───── DATA
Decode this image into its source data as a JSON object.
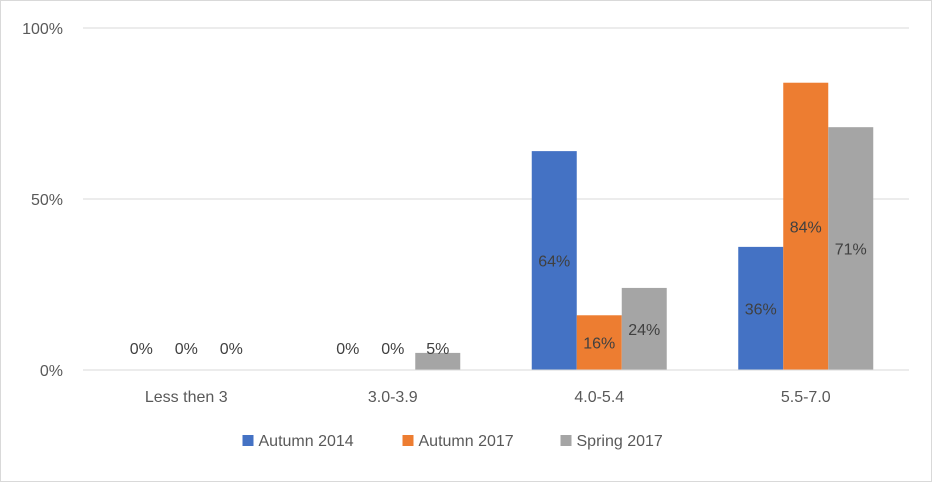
{
  "chart_data": {
    "type": "bar",
    "title": "",
    "xlabel": "",
    "ylabel": "",
    "categories": [
      "Less then 3",
      "3.0-3.9",
      "4.0-5.4",
      "5.5-7.0"
    ],
    "series": [
      {
        "name": "Autumn 2014",
        "color": "#4472c4",
        "values": [
          0,
          0,
          64,
          36
        ],
        "labels": [
          "0%",
          "0%",
          "64%",
          "36%"
        ]
      },
      {
        "name": "Autumn 2017",
        "color": "#ed7d31",
        "values": [
          0,
          0,
          16,
          84
        ],
        "labels": [
          "0%",
          "0%",
          "16%",
          "84%"
        ]
      },
      {
        "name": "Spring 2017",
        "color": "#a5a5a5",
        "values": [
          0,
          5,
          24,
          71
        ],
        "labels": [
          "0%",
          "5%",
          "24%",
          "71%"
        ]
      }
    ],
    "ylim": [
      0,
      100
    ],
    "yticks": [
      0,
      50,
      100
    ],
    "ytick_labels": [
      "0%",
      "50%",
      "100%"
    ],
    "grid": true,
    "legend_position": "bottom"
  }
}
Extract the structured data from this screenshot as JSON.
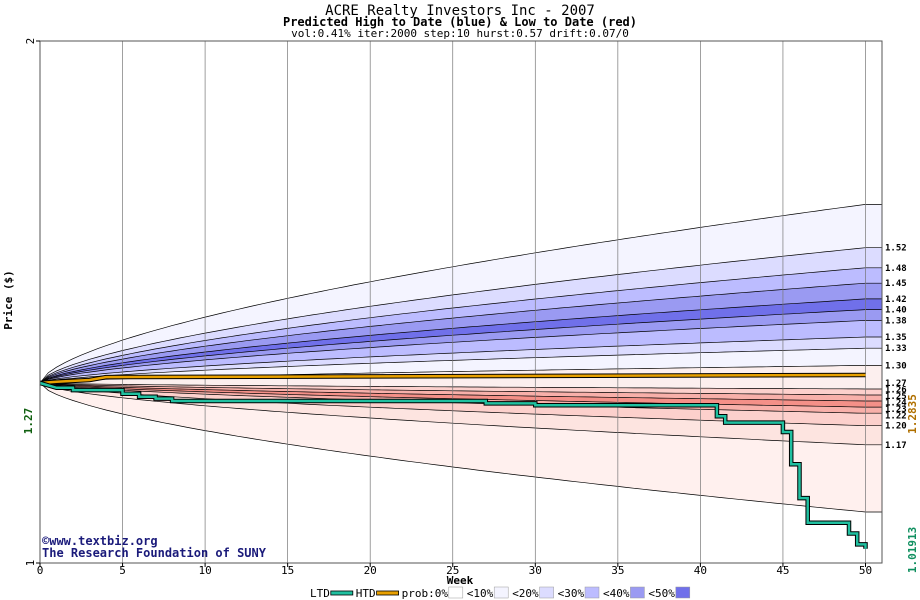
{
  "chart_data": {
    "type": "area",
    "title": "ACRE Realty Investors Inc - 2007",
    "subtitle": "Predicted High to Date (blue) &  Low to Date (red)",
    "params": "vol:0.41% iter:2000 step:10 hurst:0.57 drift:0.07/0",
    "xlabel": "Week",
    "ylabel": "Price ($)",
    "xlim": [
      0,
      51
    ],
    "ylim": [
      1,
      2
    ],
    "y_scale": "log",
    "x_ticks": [
      0,
      5,
      10,
      15,
      20,
      25,
      30,
      35,
      40,
      45,
      50
    ],
    "y_ticks": [
      1,
      2
    ],
    "grid": true,
    "start_price_label": "1.27",
    "start_price": 1.27,
    "high_to_date_label": "1.2835",
    "high_to_date": 1.2835,
    "low_to_date_label": "1.01913",
    "low_to_date": 1.01913,
    "credit": [
      "©www.textbiz.org",
      "The Research Foundation of SUNY"
    ],
    "right_labels": [
      "1.52",
      "1.48",
      "1.45",
      "1.42",
      "1.40",
      "1.38",
      "1.35",
      "1.33",
      "1.30",
      "1.27",
      "1.26",
      "1.25",
      "1.24",
      "1.23",
      "1.22",
      "1.20",
      "1.17"
    ],
    "high_quantiles": [
      {
        "band": "0%",
        "w0": 1.27,
        "w50": 1.61
      },
      {
        "band": "10%",
        "w0": 1.27,
        "w50": 1.52
      },
      {
        "band": "20%",
        "w0": 1.27,
        "w50": 1.48
      },
      {
        "band": "30%",
        "w0": 1.27,
        "w50": 1.45
      },
      {
        "band": "40%",
        "w0": 1.27,
        "w50": 1.42
      },
      {
        "band": "50%",
        "w0": 1.27,
        "w50": 1.4
      },
      {
        "band": "50%",
        "w0": 1.27,
        "w50": 1.38
      },
      {
        "band": "40%",
        "w0": 1.27,
        "w50": 1.35
      },
      {
        "band": "30%",
        "w0": 1.27,
        "w50": 1.33
      },
      {
        "band": "20%",
        "w0": 1.27,
        "w50": 1.3
      }
    ],
    "low_quantiles": [
      {
        "band": "20%",
        "w0": 1.27,
        "w50": 1.26
      },
      {
        "band": "30%",
        "w0": 1.27,
        "w50": 1.25
      },
      {
        "band": "40%",
        "w0": 1.27,
        "w50": 1.24
      },
      {
        "band": "50%",
        "w0": 1.27,
        "w50": 1.23
      },
      {
        "band": "40%",
        "w0": 1.27,
        "w50": 1.22
      },
      {
        "band": "30%",
        "w0": 1.27,
        "w50": 1.2
      },
      {
        "band": "20%",
        "w0": 1.27,
        "w50": 1.17
      },
      {
        "band": "10%",
        "w0": 1.27,
        "w50": 1.07
      }
    ],
    "series": [
      {
        "name": "HTD",
        "color": "#e8a000",
        "points": [
          [
            0,
            1.27
          ],
          [
            1,
            1.272
          ],
          [
            3,
            1.275
          ],
          [
            4,
            1.28
          ],
          [
            50,
            1.2835
          ]
        ]
      },
      {
        "name": "LTD",
        "color": "#20c0a0",
        "points": [
          [
            0,
            1.27
          ],
          [
            1,
            1.262
          ],
          [
            2,
            1.262
          ],
          [
            2,
            1.258
          ],
          [
            5,
            1.258
          ],
          [
            5,
            1.252
          ],
          [
            6,
            1.252
          ],
          [
            6,
            1.247
          ],
          [
            7,
            1.247
          ],
          [
            7,
            1.244
          ],
          [
            8,
            1.244
          ],
          [
            8,
            1.24
          ],
          [
            27,
            1.24
          ],
          [
            27,
            1.236
          ],
          [
            30,
            1.236
          ],
          [
            30,
            1.233
          ],
          [
            41,
            1.233
          ],
          [
            41,
            1.215
          ],
          [
            41.5,
            1.215
          ],
          [
            41.5,
            1.205
          ],
          [
            45,
            1.205
          ],
          [
            45,
            1.19
          ],
          [
            45.5,
            1.19
          ],
          [
            45.5,
            1.14
          ],
          [
            46,
            1.14
          ],
          [
            46,
            1.09
          ],
          [
            46.5,
            1.09
          ],
          [
            46.5,
            1.055
          ],
          [
            49,
            1.055
          ],
          [
            49,
            1.04
          ],
          [
            49.5,
            1.04
          ],
          [
            49.5,
            1.025
          ],
          [
            50,
            1.025
          ],
          [
            50,
            1.01913
          ]
        ]
      }
    ],
    "legend": [
      {
        "label": "LTD",
        "color": "#20c0a0",
        "kind": "line"
      },
      {
        "label": "HTD",
        "color": "#e8a000",
        "kind": "line"
      },
      {
        "label": "prob:0%",
        "color": "#ffffff",
        "kind": "swatch"
      },
      {
        "label": "<10%",
        "color": "#f4f4ff",
        "kind": "swatch"
      },
      {
        "label": "<20%",
        "color": "#dcdcff",
        "kind": "swatch"
      },
      {
        "label": "<30%",
        "color": "#bcbcff",
        "kind": "swatch"
      },
      {
        "label": "<40%",
        "color": "#9a9af2",
        "kind": "swatch"
      },
      {
        "label": "<50%",
        "color": "#7070ea",
        "kind": "swatch"
      }
    ],
    "colors": {
      "high_bands": [
        "#f4f4ff",
        "#dcdcff",
        "#bcbcff",
        "#9a9af2",
        "#7070ea"
      ],
      "low_bands": [
        "#fff0ee",
        "#fcd0cc",
        "#f8b0aa",
        "#f49088",
        "#f07068"
      ],
      "start_label": "#106010",
      "htd_label": "#b07000",
      "ltd_label": "#109060"
    }
  }
}
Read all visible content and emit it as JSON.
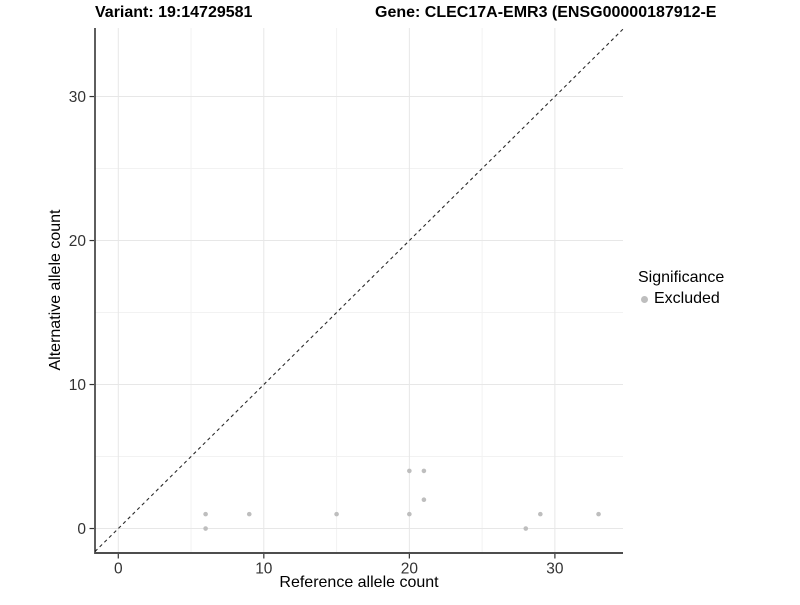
──────────
● **OBJECTIVE**: Reproduce each line word for word and drop the pictures.

● **TASK RESULT**:
Decode this image into its source data as a JSON object.
{
  "chart_data": {
    "type": "bar",
    "title": "",
    "xlabel": "",
    "ylabel": "",
    "categories": [
      "Less then 3",
      "3.0-3.9",
      "4.0-5.4",
      "5.5-7.0"
    ],
    "series": [
      {
        "name": "Autumn 2014",
        "color": "#4472c4",
        "values": [
          0,
          0,
          64,
          36
        ],
        "labels": [
          "0%",
          "0%",
          "64%",
          "36%"
        ]
      },
      {
        "name": "Autumn 2017",
        "color": "#ed7d31",
        "values": [
          0,
          0,
          16,
          84
        ],
        "labels": [
          "0%",
          "0%",
          "16%",
          "84%"
        ]
      },
      {
        "name": "Spring 2017",
        "color": "#a5a5a5",
        "values": [
          0,
          5,
          24,
          71
        ],
        "labels": [
          "0%",
          "5%",
          "24%",
          "71%"
        ]
      }
    ],
    "ylim": [
      0,
      100
    ],
    "yticks": [
      0,
      50,
      100
    ],
    "ytick_labels": [
      "0%",
      "50%",
      "100%"
    ],
    "grid": true,
    "legend_position": "bottom"
  }
}
Extract the structured data from this screenshot as JSON.
{
  "chart_data": {
    "type": "area",
    "title": "ACRE Realty Investors Inc - 2007",
    "subtitle": "Predicted High to Date (blue) &  Low to Date (red)",
    "params": "vol:0.41% iter:2000 step:10 hurst:0.57 drift:0.07/0",
    "xlabel": "Week",
    "ylabel": "Price ($)",
    "xlim": [
      0,
      51
    ],
    "ylim": [
      1,
      2
    ],
    "y_scale": "log",
    "x_ticks": [
      0,
      5,
      10,
      15,
      20,
      25,
      30,
      35,
      40,
      45,
      50
    ],
    "y_ticks": [
      1,
      2
    ],
    "grid": true,
    "start_price_label": "1.27",
    "start_price": 1.27,
    "high_to_date_label": "1.2835",
    "high_to_date": 1.2835,
    "low_to_date_label": "1.01913",
    "low_to_date": 1.01913,
    "credit": [
      "©www.textbiz.org",
      "The Research Foundation of SUNY"
    ],
    "right_labels": [
      "1.52",
      "1.48",
      "1.45",
      "1.42",
      "1.40",
      "1.38",
      "1.35",
      "1.33",
      "1.30",
      "1.27",
      "1.26",
      "1.25",
      "1.24",
      "1.23",
      "1.22",
      "1.20",
      "1.17"
    ],
    "high_quantiles": [
      {
        "band": "0%",
        "w0": 1.27,
        "w50": 1.61
      },
      {
        "band": "10%",
        "w0": 1.27,
        "w50": 1.52
      },
      {
        "band": "20%",
        "w0": 1.27,
        "w50": 1.48
      },
      {
        "band": "30%",
        "w0": 1.27,
        "w50": 1.45
      },
      {
        "band": "40%",
        "w0": 1.27,
        "w50": 1.42
      },
      {
        "band": "50%",
        "w0": 1.27,
        "w50": 1.4
      },
      {
        "band": "50%",
        "w0": 1.27,
        "w50": 1.38
      },
      {
        "band": "40%",
        "w0": 1.27,
        "w50": 1.35
      },
      {
        "band": "30%",
        "w0": 1.27,
        "w50": 1.33
      },
      {
        "band": "20%",
        "w0": 1.27,
        "w50": 1.3
      }
    ],
    "low_quantiles": [
      {
        "band": "20%",
        "w0": 1.27,
        "w50": 1.26
      },
      {
        "band": "30%",
        "w0": 1.27,
        "w50": 1.25
      },
      {
        "band": "40%",
        "w0": 1.27,
        "w50": 1.24
      },
      {
        "band": "50%",
        "w0": 1.27,
        "w50": 1.23
      },
      {
        "band": "40%",
        "w0": 1.27,
        "w50": 1.22
      },
      {
        "band": "30%",
        "w0": 1.27,
        "w50": 1.2
      },
      {
        "band": "20%",
        "w0": 1.27,
        "w50": 1.17
      },
      {
        "band": "10%",
        "w0": 1.27,
        "w50": 1.07
      }
    ],
    "series": [
      {
        "name": "HTD",
        "color": "#e8a000",
        "points": [
          [
            0,
            1.27
          ],
          [
            1,
            1.272
          ],
          [
            3,
            1.275
          ],
          [
            4,
            1.28
          ],
          [
            50,
            1.2835
          ]
        ]
      },
      {
        "name": "LTD",
        "color": "#20c0a0",
        "points": [
          [
            0,
            1.27
          ],
          [
            1,
            1.262
          ],
          [
            2,
            1.262
          ],
          [
            2,
            1.258
          ],
          [
            5,
            1.258
          ],
          [
            5,
            1.252
          ],
          [
            6,
            1.252
          ],
          [
            6,
            1.247
          ],
          [
            7,
            1.247
          ],
          [
            7,
            1.244
          ],
          [
            8,
            1.244
          ],
          [
            8,
            1.24
          ],
          [
            27,
            1.24
          ],
          [
            27,
            1.236
          ],
          [
            30,
            1.236
          ],
          [
            30,
            1.233
          ],
          [
            41,
            1.233
          ],
          [
            41,
            1.215
          ],
          [
            41.5,
            1.215
          ],
          [
            41.5,
            1.205
          ],
          [
            45,
            1.205
          ],
          [
            45,
            1.19
          ],
          [
            45.5,
            1.19
          ],
          [
            45.5,
            1.14
          ],
          [
            46,
            1.14
          ],
          [
            46,
            1.09
          ],
          [
            46.5,
            1.09
          ],
          [
            46.5,
            1.055
          ],
          [
            49,
            1.055
          ],
          [
            49,
            1.04
          ],
          [
            49.5,
            1.04
          ],
          [
            49.5,
            1.025
          ],
          [
            50,
            1.025
          ],
          [
            50,
            1.01913
          ]
        ]
      }
    ],
    "legend": [
      {
        "label": "LTD",
        "color": "#20c0a0",
        "kind": "line"
      },
      {
        "label": "HTD",
        "color": "#e8a000",
        "kind": "line"
      },
      {
        "label": "prob:0%",
        "color": "#ffffff",
        "kind": "swatch"
      },
      {
        "label": "<10%",
        "color": "#f4f4ff",
        "kind": "swatch"
      },
      {
        "label": "<20%",
        "color": "#dcdcff",
        "kind": "swatch"
      },
      {
        "label": "<30%",
        "color": "#bcbcff",
        "kind": "swatch"
      },
      {
        "label": "<40%",
        "color": "#9a9af2",
        "kind": "swatch"
      },
      {
        "label": "<50%",
        "color": "#7070ea",
        "kind": "swatch"
      }
    ],
    "colors": {
      "high_bands": [
        "#f4f4ff",
        "#dcdcff",
        "#bcbcff",
        "#9a9af2",
        "#7070ea"
      ],
      "low_bands": [
        "#fff0ee",
        "#fcd0cc",
        "#f8b0aa",
        "#f49088",
        "#f07068"
      ],
      "start_label": "#106010",
      "htd_label": "#b07000",
      "ltd_label": "#109060"
    }
  }
}
Read all visible content and emit it as JSON.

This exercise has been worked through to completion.